Data provided –
━━━━━━

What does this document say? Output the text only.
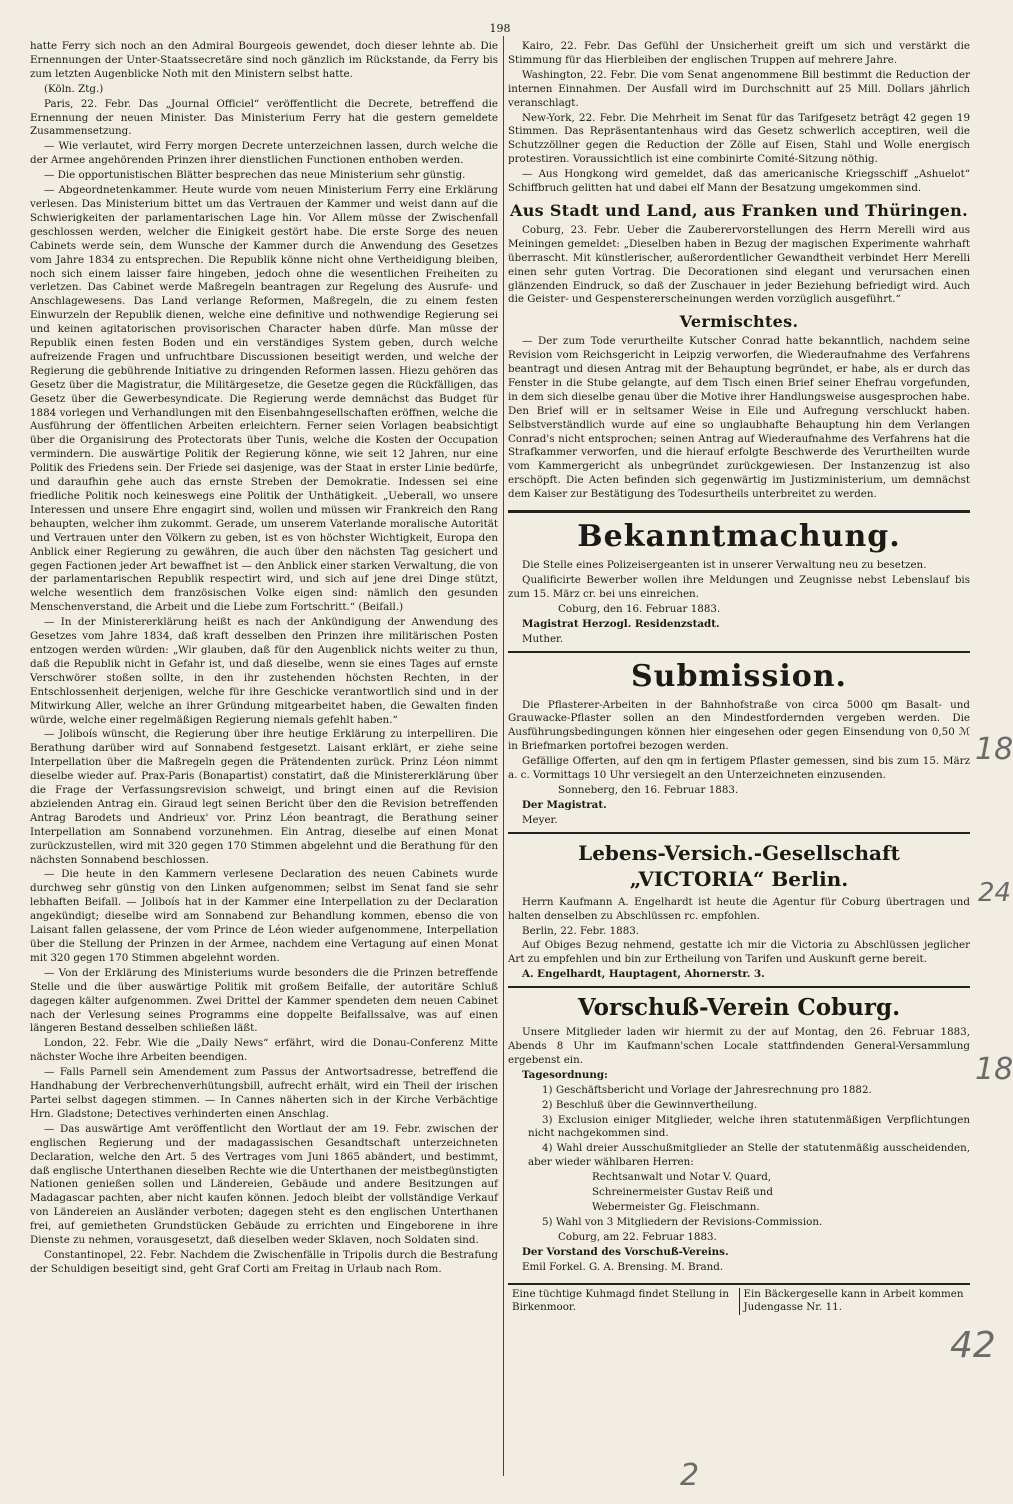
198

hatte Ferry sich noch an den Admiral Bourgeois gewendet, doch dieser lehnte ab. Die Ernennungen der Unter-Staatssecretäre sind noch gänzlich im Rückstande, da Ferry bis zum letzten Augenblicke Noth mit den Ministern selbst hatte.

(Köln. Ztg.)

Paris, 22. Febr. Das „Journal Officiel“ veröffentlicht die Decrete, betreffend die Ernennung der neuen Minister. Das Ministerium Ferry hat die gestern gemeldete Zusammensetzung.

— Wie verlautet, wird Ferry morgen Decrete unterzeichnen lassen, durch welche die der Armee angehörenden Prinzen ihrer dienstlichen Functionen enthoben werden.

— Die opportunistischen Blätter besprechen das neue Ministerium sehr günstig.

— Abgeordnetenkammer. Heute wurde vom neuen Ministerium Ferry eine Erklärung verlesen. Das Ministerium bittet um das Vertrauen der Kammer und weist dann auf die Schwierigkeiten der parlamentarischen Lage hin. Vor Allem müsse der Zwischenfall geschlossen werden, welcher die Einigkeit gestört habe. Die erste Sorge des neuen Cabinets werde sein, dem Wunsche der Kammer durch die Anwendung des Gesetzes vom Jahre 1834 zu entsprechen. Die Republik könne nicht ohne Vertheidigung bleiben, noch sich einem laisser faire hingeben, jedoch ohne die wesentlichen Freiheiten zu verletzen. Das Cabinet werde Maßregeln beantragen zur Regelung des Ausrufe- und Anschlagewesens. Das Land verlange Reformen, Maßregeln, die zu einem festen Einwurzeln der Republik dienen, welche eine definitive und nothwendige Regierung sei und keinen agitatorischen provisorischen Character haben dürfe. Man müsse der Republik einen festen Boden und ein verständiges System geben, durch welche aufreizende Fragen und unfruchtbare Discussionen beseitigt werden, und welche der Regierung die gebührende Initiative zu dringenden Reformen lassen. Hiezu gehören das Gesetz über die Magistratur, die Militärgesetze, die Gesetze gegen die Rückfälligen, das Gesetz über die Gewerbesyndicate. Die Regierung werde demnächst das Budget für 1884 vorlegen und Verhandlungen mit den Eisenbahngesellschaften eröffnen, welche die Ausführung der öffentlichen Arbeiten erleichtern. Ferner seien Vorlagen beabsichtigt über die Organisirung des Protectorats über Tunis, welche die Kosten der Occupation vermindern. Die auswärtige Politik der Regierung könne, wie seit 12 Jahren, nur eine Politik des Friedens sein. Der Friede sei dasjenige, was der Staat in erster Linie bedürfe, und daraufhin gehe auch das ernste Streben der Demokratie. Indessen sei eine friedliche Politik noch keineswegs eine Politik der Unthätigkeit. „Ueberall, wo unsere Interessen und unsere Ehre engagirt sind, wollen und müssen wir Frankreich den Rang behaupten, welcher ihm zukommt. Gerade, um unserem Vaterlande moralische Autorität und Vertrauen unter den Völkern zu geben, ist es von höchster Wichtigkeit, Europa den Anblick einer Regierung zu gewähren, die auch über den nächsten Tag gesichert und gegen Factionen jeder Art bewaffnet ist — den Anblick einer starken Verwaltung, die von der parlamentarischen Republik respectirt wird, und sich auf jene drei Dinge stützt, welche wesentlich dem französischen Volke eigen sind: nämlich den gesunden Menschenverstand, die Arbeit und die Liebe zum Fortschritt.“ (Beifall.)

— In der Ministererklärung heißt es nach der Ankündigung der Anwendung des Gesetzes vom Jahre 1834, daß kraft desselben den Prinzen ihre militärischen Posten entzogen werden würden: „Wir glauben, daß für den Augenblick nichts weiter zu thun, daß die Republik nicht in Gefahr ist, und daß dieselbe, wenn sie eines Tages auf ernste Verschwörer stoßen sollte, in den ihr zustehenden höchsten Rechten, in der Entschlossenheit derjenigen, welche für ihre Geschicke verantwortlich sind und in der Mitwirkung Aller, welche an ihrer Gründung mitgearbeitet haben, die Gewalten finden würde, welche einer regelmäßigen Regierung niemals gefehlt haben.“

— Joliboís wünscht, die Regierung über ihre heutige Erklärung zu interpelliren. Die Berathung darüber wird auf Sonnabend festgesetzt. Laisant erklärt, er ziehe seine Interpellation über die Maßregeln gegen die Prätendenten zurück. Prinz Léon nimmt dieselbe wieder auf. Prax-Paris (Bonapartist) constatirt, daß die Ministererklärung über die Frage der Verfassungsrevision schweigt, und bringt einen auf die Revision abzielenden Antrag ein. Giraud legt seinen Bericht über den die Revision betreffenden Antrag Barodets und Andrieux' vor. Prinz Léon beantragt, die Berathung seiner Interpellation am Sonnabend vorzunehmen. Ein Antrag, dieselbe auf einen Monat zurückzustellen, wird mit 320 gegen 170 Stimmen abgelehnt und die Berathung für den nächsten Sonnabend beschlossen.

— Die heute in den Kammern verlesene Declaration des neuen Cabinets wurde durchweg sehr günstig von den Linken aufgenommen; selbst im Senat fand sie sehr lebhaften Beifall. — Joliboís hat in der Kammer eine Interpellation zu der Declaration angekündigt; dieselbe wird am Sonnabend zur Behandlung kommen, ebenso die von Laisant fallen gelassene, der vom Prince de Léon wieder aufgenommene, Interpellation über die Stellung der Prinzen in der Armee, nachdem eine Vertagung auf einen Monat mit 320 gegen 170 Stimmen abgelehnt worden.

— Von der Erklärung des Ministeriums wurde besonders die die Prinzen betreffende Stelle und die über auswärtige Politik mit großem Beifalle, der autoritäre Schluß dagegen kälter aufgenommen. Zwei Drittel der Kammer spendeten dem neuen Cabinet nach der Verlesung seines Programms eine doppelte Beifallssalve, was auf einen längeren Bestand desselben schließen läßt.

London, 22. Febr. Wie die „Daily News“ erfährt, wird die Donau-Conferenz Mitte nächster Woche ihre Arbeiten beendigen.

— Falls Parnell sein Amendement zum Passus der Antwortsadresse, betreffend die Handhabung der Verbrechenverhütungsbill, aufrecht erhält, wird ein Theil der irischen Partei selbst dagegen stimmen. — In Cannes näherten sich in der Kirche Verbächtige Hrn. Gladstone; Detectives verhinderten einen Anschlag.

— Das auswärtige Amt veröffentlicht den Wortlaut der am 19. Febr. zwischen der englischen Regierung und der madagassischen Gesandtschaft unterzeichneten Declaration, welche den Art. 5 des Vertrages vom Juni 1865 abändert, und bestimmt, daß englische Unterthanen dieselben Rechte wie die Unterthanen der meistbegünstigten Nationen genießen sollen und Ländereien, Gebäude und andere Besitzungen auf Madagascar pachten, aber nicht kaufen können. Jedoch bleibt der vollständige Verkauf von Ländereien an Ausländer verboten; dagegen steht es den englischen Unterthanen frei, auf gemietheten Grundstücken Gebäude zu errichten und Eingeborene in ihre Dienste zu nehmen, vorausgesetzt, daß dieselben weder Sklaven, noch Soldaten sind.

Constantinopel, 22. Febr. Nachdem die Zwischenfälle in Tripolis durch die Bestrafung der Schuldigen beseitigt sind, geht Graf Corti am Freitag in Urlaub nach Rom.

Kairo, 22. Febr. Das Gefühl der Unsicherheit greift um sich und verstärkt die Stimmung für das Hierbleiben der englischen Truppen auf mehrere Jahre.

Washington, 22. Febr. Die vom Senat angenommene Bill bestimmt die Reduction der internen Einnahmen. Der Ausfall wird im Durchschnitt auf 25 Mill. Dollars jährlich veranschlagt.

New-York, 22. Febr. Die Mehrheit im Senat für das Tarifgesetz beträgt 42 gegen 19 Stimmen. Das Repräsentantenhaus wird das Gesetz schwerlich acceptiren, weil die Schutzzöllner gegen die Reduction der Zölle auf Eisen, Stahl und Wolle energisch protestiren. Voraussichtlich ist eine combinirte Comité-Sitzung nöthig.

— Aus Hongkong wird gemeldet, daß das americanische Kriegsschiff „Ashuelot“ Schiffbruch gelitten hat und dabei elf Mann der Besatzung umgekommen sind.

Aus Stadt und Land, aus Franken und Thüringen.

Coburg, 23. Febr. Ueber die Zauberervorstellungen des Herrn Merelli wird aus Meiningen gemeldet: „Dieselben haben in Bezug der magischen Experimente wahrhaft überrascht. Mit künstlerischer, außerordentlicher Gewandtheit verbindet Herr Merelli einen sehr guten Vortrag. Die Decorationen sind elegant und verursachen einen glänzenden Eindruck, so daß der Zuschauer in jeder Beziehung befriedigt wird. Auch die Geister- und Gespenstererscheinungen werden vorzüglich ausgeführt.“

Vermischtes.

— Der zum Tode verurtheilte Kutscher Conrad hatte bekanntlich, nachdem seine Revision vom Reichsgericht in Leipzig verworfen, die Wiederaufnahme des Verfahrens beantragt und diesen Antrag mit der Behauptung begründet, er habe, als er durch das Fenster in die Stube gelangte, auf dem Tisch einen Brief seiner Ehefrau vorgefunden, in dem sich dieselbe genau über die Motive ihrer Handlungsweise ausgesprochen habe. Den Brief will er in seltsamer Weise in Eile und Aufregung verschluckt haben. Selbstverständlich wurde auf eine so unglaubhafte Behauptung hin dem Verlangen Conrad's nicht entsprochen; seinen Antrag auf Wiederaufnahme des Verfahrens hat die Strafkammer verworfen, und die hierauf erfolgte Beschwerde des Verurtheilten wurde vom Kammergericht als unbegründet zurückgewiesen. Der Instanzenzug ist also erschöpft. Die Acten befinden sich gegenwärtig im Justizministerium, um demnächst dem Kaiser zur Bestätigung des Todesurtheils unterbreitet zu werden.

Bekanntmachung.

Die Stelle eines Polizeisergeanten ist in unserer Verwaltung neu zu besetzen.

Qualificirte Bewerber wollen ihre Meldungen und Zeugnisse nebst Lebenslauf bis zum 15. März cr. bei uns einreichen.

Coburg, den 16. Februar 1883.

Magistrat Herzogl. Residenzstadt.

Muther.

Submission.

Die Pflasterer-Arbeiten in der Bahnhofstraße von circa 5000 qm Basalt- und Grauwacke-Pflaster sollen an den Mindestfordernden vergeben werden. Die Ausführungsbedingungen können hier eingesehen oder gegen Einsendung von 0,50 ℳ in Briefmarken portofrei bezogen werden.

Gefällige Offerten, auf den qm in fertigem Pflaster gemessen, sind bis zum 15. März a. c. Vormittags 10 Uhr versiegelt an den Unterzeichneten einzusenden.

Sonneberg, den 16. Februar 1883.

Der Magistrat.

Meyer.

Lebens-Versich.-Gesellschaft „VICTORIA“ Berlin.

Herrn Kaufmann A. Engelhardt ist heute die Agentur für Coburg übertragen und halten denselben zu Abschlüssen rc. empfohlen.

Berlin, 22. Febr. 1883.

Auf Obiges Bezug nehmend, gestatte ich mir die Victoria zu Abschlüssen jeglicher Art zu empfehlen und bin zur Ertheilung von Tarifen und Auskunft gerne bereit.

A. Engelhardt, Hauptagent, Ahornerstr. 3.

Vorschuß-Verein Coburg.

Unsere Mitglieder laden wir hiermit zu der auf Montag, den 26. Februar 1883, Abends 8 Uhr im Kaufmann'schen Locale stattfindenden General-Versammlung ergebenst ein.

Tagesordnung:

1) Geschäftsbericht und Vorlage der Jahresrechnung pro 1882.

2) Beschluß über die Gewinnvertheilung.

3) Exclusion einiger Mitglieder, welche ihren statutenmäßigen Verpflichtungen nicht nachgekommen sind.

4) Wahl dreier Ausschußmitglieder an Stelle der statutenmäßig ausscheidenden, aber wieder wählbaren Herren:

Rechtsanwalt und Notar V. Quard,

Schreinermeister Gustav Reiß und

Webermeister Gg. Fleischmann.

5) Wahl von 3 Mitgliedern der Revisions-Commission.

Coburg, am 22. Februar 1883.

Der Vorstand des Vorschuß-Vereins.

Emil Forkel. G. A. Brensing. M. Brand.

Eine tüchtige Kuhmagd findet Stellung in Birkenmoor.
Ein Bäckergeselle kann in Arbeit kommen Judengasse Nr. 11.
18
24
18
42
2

━━━━━━

Work order – Wherever the string "Berlin" appears in the records above, copy the line it sits in.

Response to the exercise –
Lebens-Versich.-Gesellschaft „VICTORIA“ Berlin.
Berlin, 22. Febr. 1883.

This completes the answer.